╭──

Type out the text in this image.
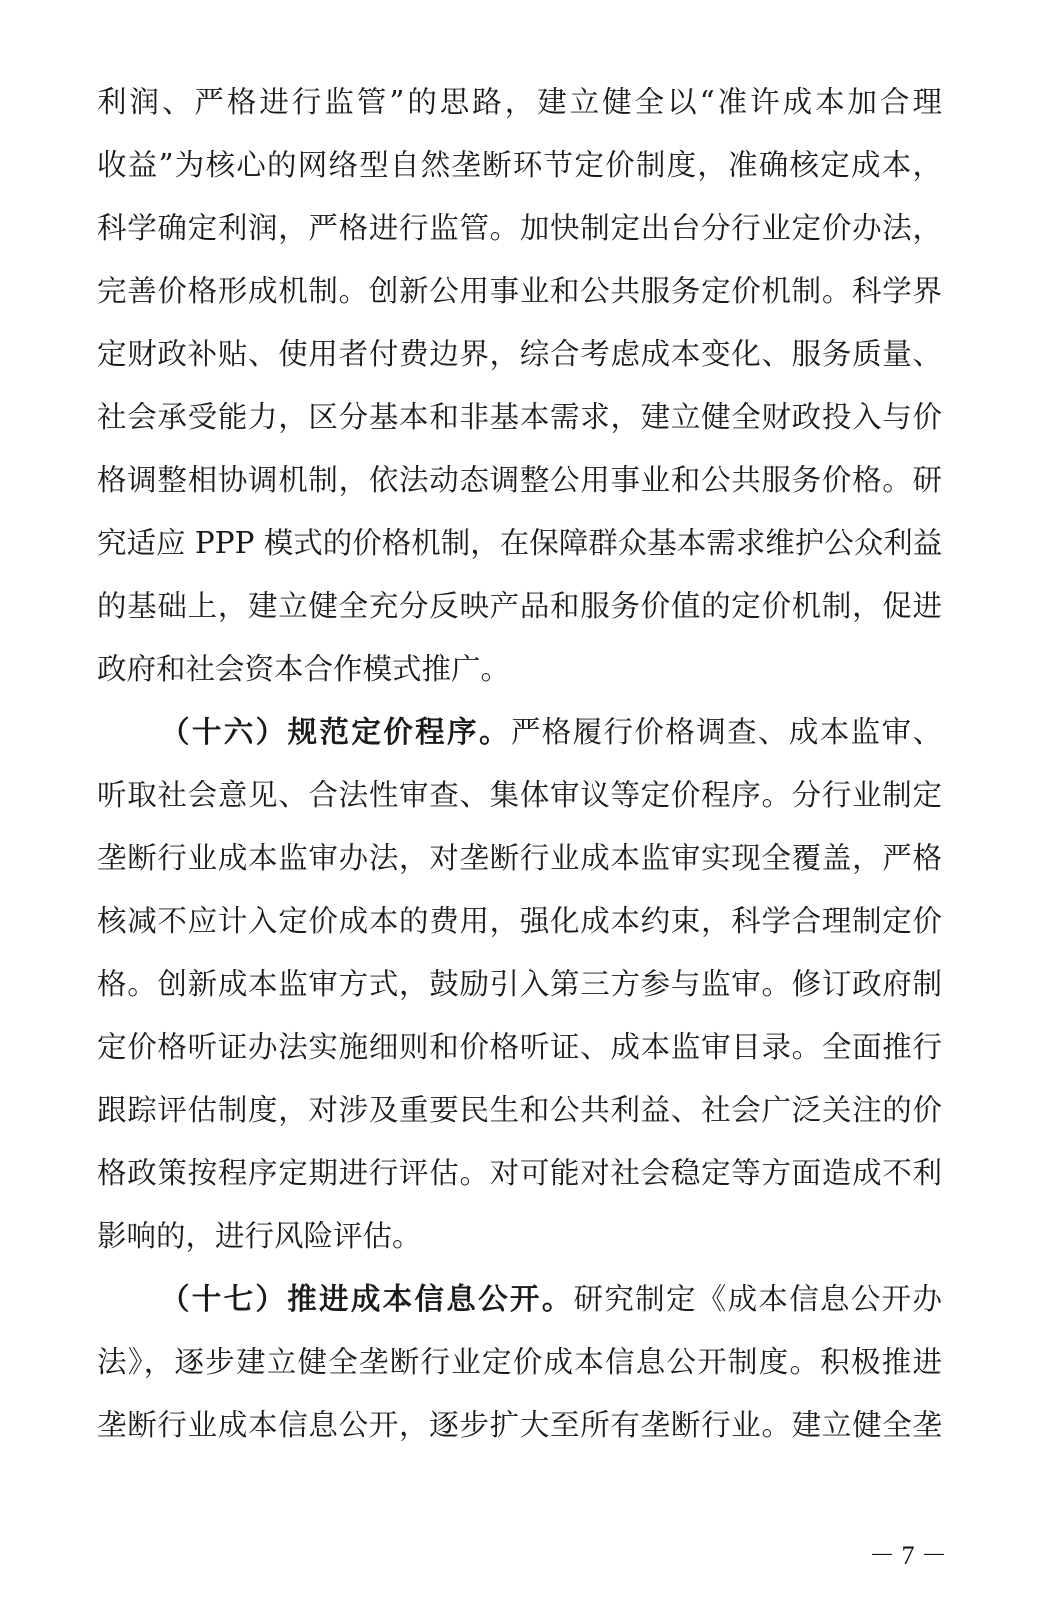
利润、严格进行监管”的思路，建立健全以“准许成本加合理
收益”为核心的网络型自然垄断环节定价制度，准确核定成本，
科学确定利润，严格进行监管。加快制定出台分行业定价办法，
完善价格形成机制。创新公用事业和公共服务定价机制。科学界
定财政补贴、使用者付费边界，综合考虑成本变化、服务质量、
社会承受能力，区分基本和非基本需求，建立健全财政投入与价
格调整相协调机制，依法动态调整公用事业和公共服务价格。研
究适应 PPP 模式的价格机制，在保障群众基本需求维护公众利益
的基础上，建立健全充分反映产品和服务价值的定价机制，促进
政府和社会资本合作模式推广。
（十六）规范定价程序。严格履行价格调查、成本监审、
听取社会意见、合法性审查、集体审议等定价程序。分行业制定
垄断行业成本监审办法，对垄断行业成本监审实现全覆盖，严格
核减不应计入定价成本的费用，强化成本约束，科学合理制定价
格。创新成本监审方式，鼓励引入第三方参与监审。修订政府制
定价格听证办法实施细则和价格听证、成本监审目录。全面推行
跟踪评估制度，对涉及重要民生和公共利益、社会广泛关注的价
格政策按程序定期进行评估。对可能对社会稳定等方面造成不利
影响的，进行风险评估。
（十七）推进成本信息公开。研究制定《成本信息公开办
法》，逐步建立健全垄断行业定价成本信息公开制度。积极推进
垄断行业成本信息公开，逐步扩大至所有垄断行业。建立健全垄
－ 7 －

╰──

WHAT YOU ARE ASKED TO DO -> Repeat the entries exactly. Pictures are excluded from the copy.

SOLUTION FOR THIS EXERCISE ->
Type out the text in this image.
利润、严格进行监管”的思路，建立健全以“准许成本加合理
收益”为核心的网络型自然垄断环节定价制度，准确核定成本，
科学确定利润，严格进行监管。加快制定出台分行业定价办法，
完善价格形成机制。创新公用事业和公共服务定价机制。科学界
定财政补贴、使用者付费边界，综合考虑成本变化、服务质量、
社会承受能力，区分基本和非基本需求，建立健全财政投入与价
格调整相协调机制，依法动态调整公用事业和公共服务价格。研
究适应 PPP 模式的价格机制，在保障群众基本需求维护公众利益
的基础上，建立健全充分反映产品和服务价值的定价机制，促进
政府和社会资本合作模式推广。
（十六）规范定价程序。严格履行价格调查、成本监审、
听取社会意见、合法性审查、集体审议等定价程序。分行业制定
垄断行业成本监审办法，对垄断行业成本监审实现全覆盖，严格
核减不应计入定价成本的费用，强化成本约束，科学合理制定价
格。创新成本监审方式，鼓励引入第三方参与监审。修订政府制
定价格听证办法实施细则和价格听证、成本监审目录。全面推行
跟踪评估制度，对涉及重要民生和公共利益、社会广泛关注的价
格政策按程序定期进行评估。对可能对社会稳定等方面造成不利
影响的，进行风险评估。
（十七）推进成本信息公开。研究制定《成本信息公开办
法》，逐步建立健全垄断行业定价成本信息公开制度。积极推进
垄断行业成本信息公开，逐步扩大至所有垄断行业。建立健全垄
－ 7 －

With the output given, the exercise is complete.